>> start Record list

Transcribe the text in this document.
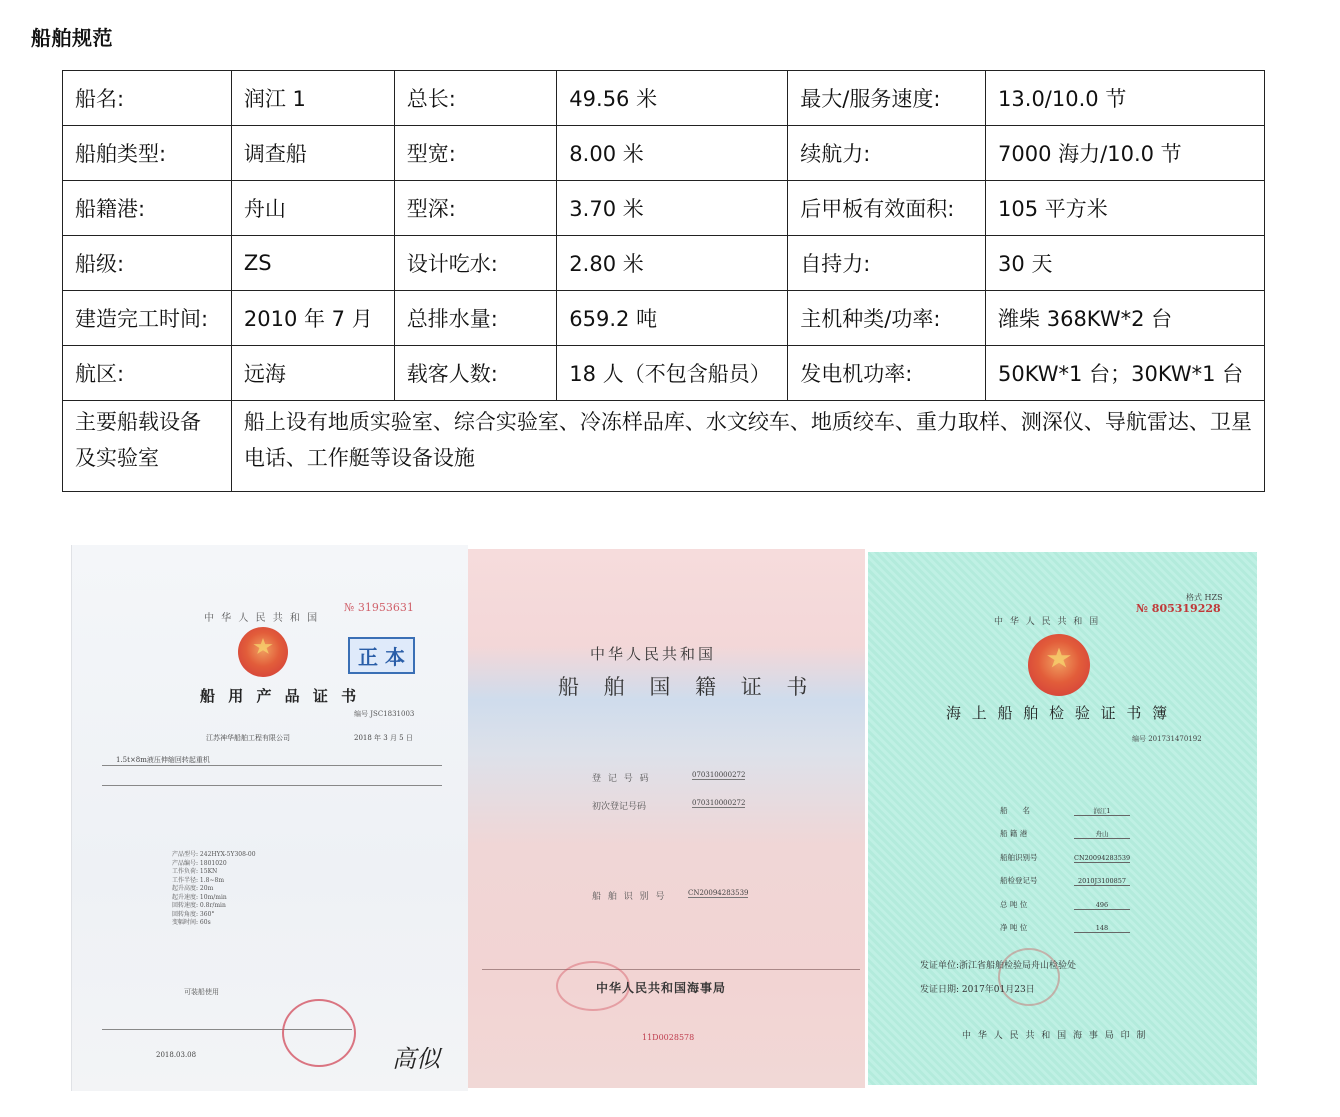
船舶规范
船名:	润江 1	总长:	49.56 米	最大/服务速度:	13.0/10.0 节
船舶类型:	调查船	型宽:	8.00 米	续航力:	7000 海力/10.0 节
船籍港:	舟山	型深:	3.70 米	后甲板有效面积:	105 平方米
船级:	ZS	设计吃水:	2.80 米	自持力:	30 天
建造完工时间:	2010 年 7 月	总排水量:	659.2 吨	主机种类/功率:	潍柴 368KW*2 台
航区:	远海	载客人数:	18 人（不包含船员）	发电机功率:	50KW*1 台；30KW*1 台
主要船载设备及实验室	船上设有地质实验室、综合实验室、冷冻样品库、水文绞车、地质绞车、重力取样、测深仪、导航雷达、卫星电话、工作艇等设备设施				
中 华 人 民 共 和 国
№ 31953631
正 本
船 用 产 品 证 书
编号 JSC1831003
江苏神华船舶工程有限公司	2018 年 3 月 5 日
1.5t×8m液压伸缩回转起重机
产品型号: 242HYX-5Y308-00
产品编号: 1801020
工作负荷: 15KN
工作半径: 1.8~8m
起升高度: 20m
起升速度: 10m/min
回转速度: 0.8r/min
回转角度: 360°
变幅时间: 60s
可装船使用
2018.03.08	高似
中华人民共和国
船 舶 国 籍 证 书
登 记 号 码	070310000272
初次登记号码	070310000272
船 舶 识 别 号	CN20094283539
中华人民共和国海事局
11D0028578
格式 HZS
№ 805319228
中 华 人 民 共 和 国
海 上 船 舶 检 验 证 书 簿
编号 201731470192
船　　名	润江1
船 籍 港	舟山
船舶识别号	CN20094283539
船检登记号	2010J3100857
总 吨 位	496
净 吨 位	148
发证单位:浙江省船舶检验局舟山检验处
发证日期: 2017年01月23日
中 华 人 民 共 和 国 海 事 局 印 制
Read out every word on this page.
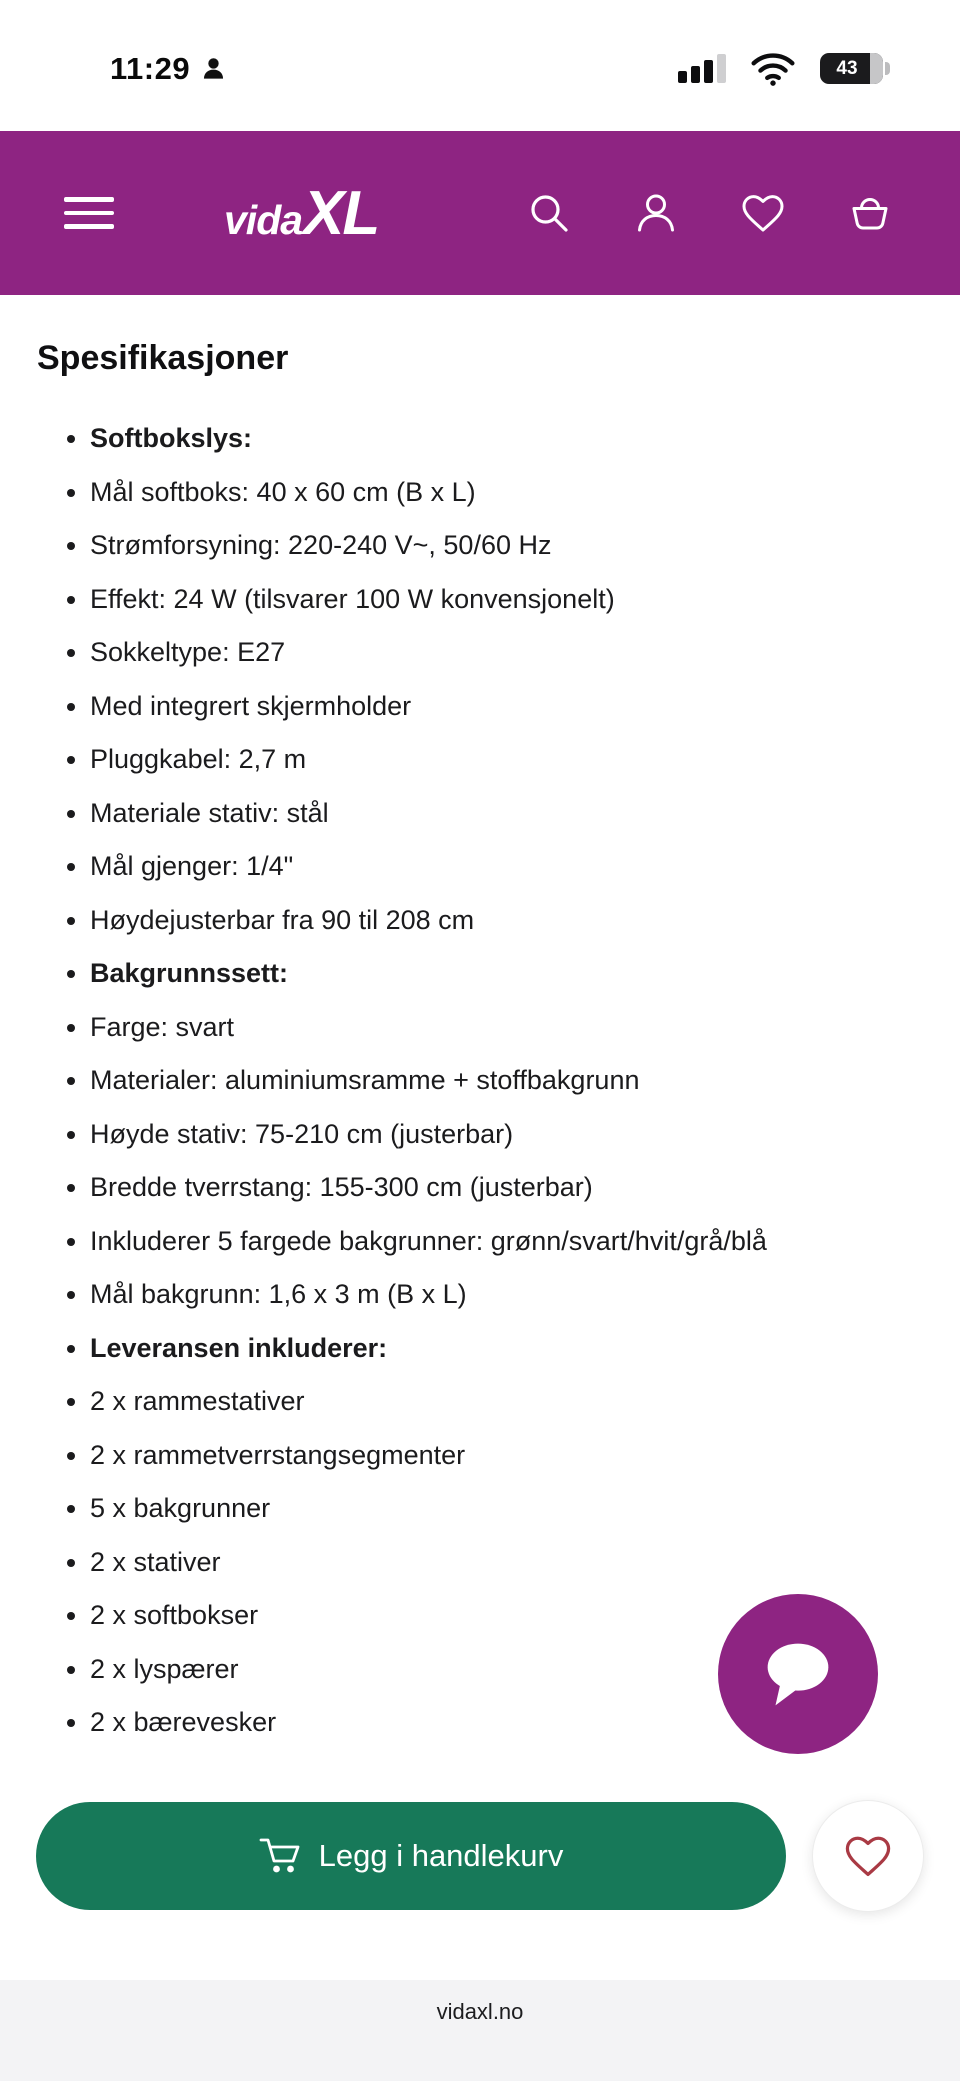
11:29	43
vida XL
Spesifikasjoner
• Softbokslys:
• Mål softboks: 40 x 60 cm (B x L)
• Strømforsyning: 220-240 V~, 50/60 Hz
• Effekt: 24 W (tilsvarer 100 W konvensjonelt)
• Sokkeltype: E27
• Med integrert skjermholder
• Pluggkabel: 2,7 m
• Materiale stativ: stål
• Mål gjenger: 1/4"
• Høydejusterbar fra 90 til 208 cm
• Bakgrunnssett:
• Farge: svart
• Materialer: aluminiumsramme + stoffbakgrunn
• Høyde stativ: 75-210 cm (justerbar)
• Bredde tverrstang: 155-300 cm (justerbar)
• Inkluderer 5 fargede bakgrunner: grønn/svart/hvit/grå/blå
• Mål bakgrunn: 1,6 x 3 m (B x L)
• Leveransen inkluderer:
• 2 x rammestativer
• 2 x rammetverrstangsegmenter
• 5 x bakgrunner
• 2 x stativer
• 2 x softbokser
• 2 x lyspærer
• 2 x bærevesker
•
Legg i handlekurv
vidaxl.no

>> end Record list

#### [Stated task]
Set out every line from the material that contains the string "svart".

#### [Solution to the problem]
• Farge: svart
• Inkluderer 5 fargede bakgrunner: grønn/svart/hvit/grå/blå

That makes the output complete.